┌─ PROVIDED DATA
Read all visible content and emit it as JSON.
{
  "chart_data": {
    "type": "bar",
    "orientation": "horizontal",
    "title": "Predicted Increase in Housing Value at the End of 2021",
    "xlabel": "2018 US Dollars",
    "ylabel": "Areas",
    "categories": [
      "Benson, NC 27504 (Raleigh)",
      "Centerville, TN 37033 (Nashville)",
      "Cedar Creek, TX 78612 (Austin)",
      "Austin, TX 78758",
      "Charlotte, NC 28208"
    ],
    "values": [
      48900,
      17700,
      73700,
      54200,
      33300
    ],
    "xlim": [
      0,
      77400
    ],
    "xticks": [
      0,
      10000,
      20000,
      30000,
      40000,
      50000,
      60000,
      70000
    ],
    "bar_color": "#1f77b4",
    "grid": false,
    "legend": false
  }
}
└─
## EXERCISE AIM
Every record shown above must be echoed exactly.

## TASK OUTPUT
Read all visible content and emit it as JSON.
{
  "chart_data": {
    "type": "bar",
    "orientation": "horizontal",
    "title": "Predicted Increase in Housing Value at the End of 2021",
    "xlabel": "2018 US Dollars",
    "ylabel": "Areas",
    "categories": [
      "Benson, NC 27504 (Raleigh)",
      "Centerville, TN 37033 (Nashville)",
      "Cedar Creek, TX 78612 (Austin)",
      "Austin, TX 78758",
      "Charlotte, NC 28208"
    ],
    "values": [
      48900,
      17700,
      73700,
      54200,
      33300
    ],
    "xlim": [
      0,
      77400
    ],
    "xticks": [
      0,
      10000,
      20000,
      30000,
      40000,
      50000,
      60000,
      70000
    ],
    "bar_color": "#1f77b4",
    "grid": false,
    "legend": false
  }
}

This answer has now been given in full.